Top of EXTRACT
Throwing Down the Gauntlet for my Fellow Geeks
by Jeremy on Feb 03 2009 (3021 Views)I love Wikipedia. I think deep down we all do. There’s something truly amazing about accessing hordes of (useless) information simply by entering a few keystrokes in a giant search engine. At times, Wikipedia’s better than “Googling” simply by virtue of the fact that each topic is referenced (most of the time) and peer-reviewed. By analogy, can you imagine the quality of published work if the ACS didn’t require references in a submitted manuscript or operate a peer-reviews-type system?
Wikipedia is great for getting an objective “big picture,” rapidly in a fairly organized format, but it has its limitations. Do you need to know the origins of Evacuation day in Boston? Use Wikipedia. Do you need to know the economic impact of the 11-month British seizure of Boston? You’re better off consulting a textbook or bugging you local history scholar.
By contrast, my “ranking” professors largely despise search engines such as Wikipedia. I think they frown at the ease of accessing a tool that anyone can alter for finding physical constants (i.e. the density of aniline) or understanding conceptual material (i.e. Zimmerman-Traxler transition state models). I once heard a professor claim, “If it’s published on the internet, there’s really no way to verify if the information is true.” In a sense, he was correct. The internet is a terrific source for (mis)information, and Wikipedia is really no exception to this phenomenon. Hell, my wife (trained as a chemical engineer) has witnessed physical constants change on Wikipedia on several occasions.
Bottom of EXTRACT
[WORK ITEM A]: In the blog post, what does the author say his wife has seen change on Wikipedia on several occasions?
[WORK ITEM B]: Copy the blog post word for word, starting at "Throwing Down the" and ending at "a peer-reviews-type system?".
Top of RAW DATA
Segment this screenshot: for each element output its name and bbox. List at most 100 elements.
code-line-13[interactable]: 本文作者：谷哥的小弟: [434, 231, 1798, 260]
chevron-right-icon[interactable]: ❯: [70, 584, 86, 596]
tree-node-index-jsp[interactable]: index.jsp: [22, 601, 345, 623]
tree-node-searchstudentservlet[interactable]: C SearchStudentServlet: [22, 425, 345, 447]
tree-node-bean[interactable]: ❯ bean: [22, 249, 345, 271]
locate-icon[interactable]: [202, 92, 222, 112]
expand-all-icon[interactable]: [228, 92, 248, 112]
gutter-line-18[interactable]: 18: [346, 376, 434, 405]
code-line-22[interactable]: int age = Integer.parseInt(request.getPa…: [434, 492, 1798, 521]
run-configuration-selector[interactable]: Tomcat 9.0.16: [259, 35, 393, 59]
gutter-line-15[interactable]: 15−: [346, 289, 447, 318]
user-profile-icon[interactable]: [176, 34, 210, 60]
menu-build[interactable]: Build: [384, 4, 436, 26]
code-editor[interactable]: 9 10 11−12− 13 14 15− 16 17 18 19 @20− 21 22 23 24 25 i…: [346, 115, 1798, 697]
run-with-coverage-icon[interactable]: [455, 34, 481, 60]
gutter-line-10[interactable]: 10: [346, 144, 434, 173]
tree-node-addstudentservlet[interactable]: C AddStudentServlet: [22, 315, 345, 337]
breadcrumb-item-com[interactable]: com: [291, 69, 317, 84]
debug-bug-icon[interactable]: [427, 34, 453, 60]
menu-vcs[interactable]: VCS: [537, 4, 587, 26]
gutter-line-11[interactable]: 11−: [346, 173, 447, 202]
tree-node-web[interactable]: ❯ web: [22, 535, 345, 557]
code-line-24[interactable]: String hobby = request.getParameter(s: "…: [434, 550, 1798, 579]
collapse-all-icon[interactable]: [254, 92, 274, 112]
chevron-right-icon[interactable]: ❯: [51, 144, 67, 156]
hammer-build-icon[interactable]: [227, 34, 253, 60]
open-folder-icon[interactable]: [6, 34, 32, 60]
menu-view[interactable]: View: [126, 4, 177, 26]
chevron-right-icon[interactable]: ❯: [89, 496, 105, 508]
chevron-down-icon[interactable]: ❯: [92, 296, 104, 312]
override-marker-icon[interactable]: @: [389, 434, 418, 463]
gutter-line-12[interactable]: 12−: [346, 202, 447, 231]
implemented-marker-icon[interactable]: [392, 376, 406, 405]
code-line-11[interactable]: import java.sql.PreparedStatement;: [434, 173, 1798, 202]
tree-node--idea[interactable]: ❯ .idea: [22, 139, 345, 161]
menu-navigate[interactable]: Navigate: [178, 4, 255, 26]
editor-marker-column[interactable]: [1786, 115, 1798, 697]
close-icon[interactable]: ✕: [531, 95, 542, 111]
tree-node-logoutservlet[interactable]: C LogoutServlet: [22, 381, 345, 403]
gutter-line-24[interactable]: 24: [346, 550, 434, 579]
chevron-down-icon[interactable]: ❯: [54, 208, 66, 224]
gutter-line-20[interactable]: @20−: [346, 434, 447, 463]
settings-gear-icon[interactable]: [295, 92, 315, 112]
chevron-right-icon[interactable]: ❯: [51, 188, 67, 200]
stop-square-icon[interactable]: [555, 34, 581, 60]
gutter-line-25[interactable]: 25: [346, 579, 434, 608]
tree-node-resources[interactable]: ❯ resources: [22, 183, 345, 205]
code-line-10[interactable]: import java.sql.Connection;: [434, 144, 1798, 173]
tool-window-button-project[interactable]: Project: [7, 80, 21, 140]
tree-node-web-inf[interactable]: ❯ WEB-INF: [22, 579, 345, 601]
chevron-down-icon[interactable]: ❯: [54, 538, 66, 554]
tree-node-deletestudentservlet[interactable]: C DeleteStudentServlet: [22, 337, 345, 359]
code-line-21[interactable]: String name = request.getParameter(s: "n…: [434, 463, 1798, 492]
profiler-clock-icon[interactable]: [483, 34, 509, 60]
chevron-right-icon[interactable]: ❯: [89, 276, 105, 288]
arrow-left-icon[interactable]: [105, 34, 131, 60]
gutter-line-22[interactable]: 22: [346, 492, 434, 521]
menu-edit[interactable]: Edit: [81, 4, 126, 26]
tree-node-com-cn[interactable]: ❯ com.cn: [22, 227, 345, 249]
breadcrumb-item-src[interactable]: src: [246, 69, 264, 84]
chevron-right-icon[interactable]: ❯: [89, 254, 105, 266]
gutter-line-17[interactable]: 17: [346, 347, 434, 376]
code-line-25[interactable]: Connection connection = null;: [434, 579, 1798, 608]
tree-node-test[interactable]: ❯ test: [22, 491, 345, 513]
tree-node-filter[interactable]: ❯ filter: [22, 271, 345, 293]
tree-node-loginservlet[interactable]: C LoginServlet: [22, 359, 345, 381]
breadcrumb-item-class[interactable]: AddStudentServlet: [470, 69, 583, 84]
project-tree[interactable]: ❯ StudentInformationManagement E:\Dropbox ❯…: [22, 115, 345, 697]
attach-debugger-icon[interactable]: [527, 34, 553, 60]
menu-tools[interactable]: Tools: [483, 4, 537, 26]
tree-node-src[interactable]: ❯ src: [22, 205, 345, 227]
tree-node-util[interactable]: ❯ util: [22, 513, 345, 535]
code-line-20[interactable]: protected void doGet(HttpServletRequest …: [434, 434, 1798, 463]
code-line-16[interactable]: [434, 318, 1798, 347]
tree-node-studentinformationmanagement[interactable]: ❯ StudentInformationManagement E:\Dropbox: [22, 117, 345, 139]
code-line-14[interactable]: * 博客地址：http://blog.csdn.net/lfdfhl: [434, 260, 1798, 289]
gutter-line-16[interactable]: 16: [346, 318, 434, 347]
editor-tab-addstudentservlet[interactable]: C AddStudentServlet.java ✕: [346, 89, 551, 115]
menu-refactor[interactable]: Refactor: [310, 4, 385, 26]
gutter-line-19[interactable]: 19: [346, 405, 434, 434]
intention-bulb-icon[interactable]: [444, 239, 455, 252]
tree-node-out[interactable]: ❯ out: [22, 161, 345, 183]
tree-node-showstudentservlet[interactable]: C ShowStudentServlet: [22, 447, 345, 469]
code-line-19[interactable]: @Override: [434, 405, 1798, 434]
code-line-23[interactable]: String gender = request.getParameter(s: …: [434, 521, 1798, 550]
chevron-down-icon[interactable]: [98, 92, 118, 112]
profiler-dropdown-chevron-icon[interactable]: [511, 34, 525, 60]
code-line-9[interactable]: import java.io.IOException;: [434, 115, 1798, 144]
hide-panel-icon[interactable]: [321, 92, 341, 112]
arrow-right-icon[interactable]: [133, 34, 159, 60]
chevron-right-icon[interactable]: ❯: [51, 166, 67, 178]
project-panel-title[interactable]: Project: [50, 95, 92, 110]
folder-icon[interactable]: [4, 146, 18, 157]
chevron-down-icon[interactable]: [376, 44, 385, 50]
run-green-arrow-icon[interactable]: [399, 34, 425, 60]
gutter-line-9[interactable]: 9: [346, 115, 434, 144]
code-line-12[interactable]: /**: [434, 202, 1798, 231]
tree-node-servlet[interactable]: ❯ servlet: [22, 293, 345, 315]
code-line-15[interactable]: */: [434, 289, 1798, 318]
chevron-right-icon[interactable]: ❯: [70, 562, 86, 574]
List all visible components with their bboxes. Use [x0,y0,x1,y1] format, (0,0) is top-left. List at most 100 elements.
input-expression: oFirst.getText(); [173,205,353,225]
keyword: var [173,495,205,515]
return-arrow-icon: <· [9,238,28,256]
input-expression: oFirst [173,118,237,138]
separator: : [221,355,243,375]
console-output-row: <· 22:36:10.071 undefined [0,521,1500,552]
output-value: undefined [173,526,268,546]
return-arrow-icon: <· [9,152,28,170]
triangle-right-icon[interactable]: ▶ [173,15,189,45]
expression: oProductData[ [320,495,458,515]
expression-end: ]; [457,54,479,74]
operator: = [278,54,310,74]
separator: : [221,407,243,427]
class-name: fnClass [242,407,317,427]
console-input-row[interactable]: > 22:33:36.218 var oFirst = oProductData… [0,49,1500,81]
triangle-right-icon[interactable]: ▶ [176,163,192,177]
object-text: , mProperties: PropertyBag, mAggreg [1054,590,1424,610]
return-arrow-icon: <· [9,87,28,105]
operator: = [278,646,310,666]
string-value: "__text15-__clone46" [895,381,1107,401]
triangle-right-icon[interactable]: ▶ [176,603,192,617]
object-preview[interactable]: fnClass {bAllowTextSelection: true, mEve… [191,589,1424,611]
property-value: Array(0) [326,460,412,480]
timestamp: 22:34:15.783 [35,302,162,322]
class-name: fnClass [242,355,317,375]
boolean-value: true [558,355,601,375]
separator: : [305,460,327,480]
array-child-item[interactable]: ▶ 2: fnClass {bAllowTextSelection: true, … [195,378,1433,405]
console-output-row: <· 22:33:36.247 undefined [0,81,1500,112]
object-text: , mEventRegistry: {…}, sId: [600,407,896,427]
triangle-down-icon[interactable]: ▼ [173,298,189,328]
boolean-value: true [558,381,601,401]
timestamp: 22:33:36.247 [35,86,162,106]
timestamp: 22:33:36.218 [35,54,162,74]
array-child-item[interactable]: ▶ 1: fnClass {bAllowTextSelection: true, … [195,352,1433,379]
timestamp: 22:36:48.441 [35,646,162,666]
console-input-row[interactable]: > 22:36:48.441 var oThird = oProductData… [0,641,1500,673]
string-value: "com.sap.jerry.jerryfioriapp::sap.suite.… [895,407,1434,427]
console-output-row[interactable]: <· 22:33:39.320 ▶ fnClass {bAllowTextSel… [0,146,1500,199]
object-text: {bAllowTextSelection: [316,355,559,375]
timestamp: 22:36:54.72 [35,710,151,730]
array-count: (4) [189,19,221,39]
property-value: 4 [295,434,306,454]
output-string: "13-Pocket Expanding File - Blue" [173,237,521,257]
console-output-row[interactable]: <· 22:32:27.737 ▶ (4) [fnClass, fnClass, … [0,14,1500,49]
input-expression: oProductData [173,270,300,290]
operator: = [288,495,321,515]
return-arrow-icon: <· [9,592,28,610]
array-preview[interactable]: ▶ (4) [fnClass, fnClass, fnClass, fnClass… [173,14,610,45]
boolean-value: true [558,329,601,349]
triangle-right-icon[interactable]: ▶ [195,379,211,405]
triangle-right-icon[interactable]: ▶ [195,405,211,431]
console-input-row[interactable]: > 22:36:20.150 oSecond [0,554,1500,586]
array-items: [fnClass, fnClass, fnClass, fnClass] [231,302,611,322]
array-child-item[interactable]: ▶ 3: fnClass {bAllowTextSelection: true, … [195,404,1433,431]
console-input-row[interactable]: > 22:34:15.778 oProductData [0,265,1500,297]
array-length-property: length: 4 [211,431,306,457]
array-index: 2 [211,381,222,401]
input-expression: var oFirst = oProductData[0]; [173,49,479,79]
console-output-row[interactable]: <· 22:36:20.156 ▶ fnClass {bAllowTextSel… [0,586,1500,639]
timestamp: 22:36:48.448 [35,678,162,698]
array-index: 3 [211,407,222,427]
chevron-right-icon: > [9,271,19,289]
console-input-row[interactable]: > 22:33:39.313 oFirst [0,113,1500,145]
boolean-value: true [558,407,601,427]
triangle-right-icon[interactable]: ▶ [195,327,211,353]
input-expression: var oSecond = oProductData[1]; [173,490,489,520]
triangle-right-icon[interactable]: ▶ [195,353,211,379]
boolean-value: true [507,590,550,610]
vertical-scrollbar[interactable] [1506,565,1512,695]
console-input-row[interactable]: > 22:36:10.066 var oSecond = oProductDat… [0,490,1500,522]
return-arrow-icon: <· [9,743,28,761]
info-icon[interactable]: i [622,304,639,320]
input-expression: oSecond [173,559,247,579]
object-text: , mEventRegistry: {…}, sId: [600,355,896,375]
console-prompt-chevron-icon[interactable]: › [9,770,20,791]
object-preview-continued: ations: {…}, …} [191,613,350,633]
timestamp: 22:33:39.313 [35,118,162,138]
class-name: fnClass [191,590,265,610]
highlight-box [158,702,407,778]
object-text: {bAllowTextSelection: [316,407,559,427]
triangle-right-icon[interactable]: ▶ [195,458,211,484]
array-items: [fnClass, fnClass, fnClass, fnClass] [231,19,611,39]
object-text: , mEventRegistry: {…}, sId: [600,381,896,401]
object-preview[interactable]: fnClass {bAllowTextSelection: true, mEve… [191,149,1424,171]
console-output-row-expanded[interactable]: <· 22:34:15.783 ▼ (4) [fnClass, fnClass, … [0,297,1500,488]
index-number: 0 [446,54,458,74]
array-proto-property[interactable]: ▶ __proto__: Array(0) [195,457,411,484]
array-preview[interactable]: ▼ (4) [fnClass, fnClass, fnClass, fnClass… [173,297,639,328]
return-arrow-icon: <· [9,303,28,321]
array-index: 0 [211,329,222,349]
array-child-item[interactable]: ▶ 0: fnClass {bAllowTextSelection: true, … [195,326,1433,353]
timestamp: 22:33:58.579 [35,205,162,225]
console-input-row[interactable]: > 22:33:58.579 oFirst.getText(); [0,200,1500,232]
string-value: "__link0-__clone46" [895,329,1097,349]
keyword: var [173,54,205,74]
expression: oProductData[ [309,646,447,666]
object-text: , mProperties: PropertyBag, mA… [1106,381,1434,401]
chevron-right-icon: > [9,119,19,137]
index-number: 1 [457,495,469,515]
Bottom of RAW DATA
[WORKED SOLUTION A]: Physical constants.

[WORKED SOLUTION B]:
Throwing Down the Gauntlet for my Fellow Geeks
by Jeremy on Feb 03 2009 (3021 Views)I love Wikipedia. I think deep down we all do. There’s something truly amazing about accessing hordes of (useless) information simply by entering a few keystrokes in a giant search engine. At times, Wikipedia’s better than “Googling” simply by virtue of the fact that each topic is referenced (most of the time) and peer-reviewed. By analogy, can you imagine the quality of published work if the ACS didn’t require references in a submitted manuscript or operate a peer-reviews-type system?